What is expected —
Can you quote the records below in full, word for word?

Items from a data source
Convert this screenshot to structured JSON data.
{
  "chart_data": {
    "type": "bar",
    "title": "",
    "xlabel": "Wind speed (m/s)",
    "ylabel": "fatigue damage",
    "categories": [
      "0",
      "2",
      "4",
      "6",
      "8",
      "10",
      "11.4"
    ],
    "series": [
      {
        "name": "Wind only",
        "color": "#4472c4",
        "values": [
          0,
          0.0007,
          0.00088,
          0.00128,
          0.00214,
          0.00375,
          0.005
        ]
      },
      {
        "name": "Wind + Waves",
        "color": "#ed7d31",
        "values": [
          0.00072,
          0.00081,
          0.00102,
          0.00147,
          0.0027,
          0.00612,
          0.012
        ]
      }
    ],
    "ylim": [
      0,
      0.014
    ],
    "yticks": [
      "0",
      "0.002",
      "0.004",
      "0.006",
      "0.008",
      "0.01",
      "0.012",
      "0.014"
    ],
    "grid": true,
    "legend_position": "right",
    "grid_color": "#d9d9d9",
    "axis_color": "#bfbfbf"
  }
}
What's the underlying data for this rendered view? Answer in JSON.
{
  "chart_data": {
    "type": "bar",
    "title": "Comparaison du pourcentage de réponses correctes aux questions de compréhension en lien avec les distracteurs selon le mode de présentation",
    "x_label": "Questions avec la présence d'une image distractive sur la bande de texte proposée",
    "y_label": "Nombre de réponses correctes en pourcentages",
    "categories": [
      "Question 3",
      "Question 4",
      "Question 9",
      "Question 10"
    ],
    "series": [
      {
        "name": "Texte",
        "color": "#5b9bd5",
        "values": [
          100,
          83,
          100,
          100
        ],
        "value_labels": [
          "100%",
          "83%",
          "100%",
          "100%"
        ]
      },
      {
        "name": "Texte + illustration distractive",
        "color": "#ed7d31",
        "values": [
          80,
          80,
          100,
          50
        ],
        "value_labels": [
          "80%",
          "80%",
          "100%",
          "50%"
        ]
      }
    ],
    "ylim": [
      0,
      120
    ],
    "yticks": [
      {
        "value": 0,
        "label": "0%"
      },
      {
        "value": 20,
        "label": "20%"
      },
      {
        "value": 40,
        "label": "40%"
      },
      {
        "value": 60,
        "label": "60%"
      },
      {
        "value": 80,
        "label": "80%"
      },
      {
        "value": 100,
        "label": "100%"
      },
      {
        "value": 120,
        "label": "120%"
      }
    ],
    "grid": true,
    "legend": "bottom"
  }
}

Solved exercise —
Convert this screenshot to structured JSON data.
{
  "chart_data": {
    "type": "bar",
    "title": "",
    "xlabel": "Wind speed (m/s)",
    "ylabel": "fatigue damage",
    "categories": [
      "0",
      "2",
      "4",
      "6",
      "8",
      "10",
      "11.4"
    ],
    "series": [
      {
        "name": "Wind only",
        "color": "#4472c4",
        "values": [
          0,
          0.0007,
          0.00088,
          0.00128,
          0.00214,
          0.00375,
          0.005
        ]
      },
      {
        "name": "Wind + Waves",
        "color": "#ed7d31",
        "values": [
          0.00072,
          0.00081,
          0.00102,
          0.00147,
          0.0027,
          0.00612,
          0.012
        ]
      }
    ],
    "ylim": [
      0,
      0.014
    ],
    "yticks": [
      "0",
      "0.002",
      "0.004",
      "0.006",
      "0.008",
      "0.01",
      "0.012",
      "0.014"
    ],
    "grid": true,
    "legend_position": "right",
    "grid_color": "#d9d9d9",
    "axis_color": "#bfbfbf"
  }
}
What's the underlying data for this rendered view? Answer in JSON.
{
  "chart_data": {
    "type": "bar",
    "title": "Comparaison du pourcentage de réponses correctes aux questions de compréhension en lien avec les distracteurs selon le mode de présentation",
    "x_label": "Questions avec la présence d'une image distractive sur la bande de texte proposée",
    "y_label": "Nombre de réponses correctes en pourcentages",
    "categories": [
      "Question 3",
      "Question 4",
      "Question 9",
      "Question 10"
    ],
    "series": [
      {
        "name": "Texte",
        "color": "#5b9bd5",
        "values": [
          100,
          83,
          100,
          100
        ],
        "value_labels": [
          "100%",
          "83%",
          "100%",
          "100%"
        ]
      },
      {
        "name": "Texte + illustration distractive",
        "color": "#ed7d31",
        "values": [
          80,
          80,
          100,
          50
        ],
        "value_labels": [
          "80%",
          "80%",
          "100%",
          "50%"
        ]
      }
    ],
    "ylim": [
      0,
      120
    ],
    "yticks": [
      {
        "value": 0,
        "label": "0%"
      },
      {
        "value": 20,
        "label": "20%"
      },
      {
        "value": 40,
        "label": "40%"
      },
      {
        "value": 60,
        "label": "60%"
      },
      {
        "value": 80,
        "label": "80%"
      },
      {
        "value": 100,
        "label": "100%"
      },
      {
        "value": 120,
        "label": "120%"
      }
    ],
    "grid": true,
    "legend": "bottom"
  }
}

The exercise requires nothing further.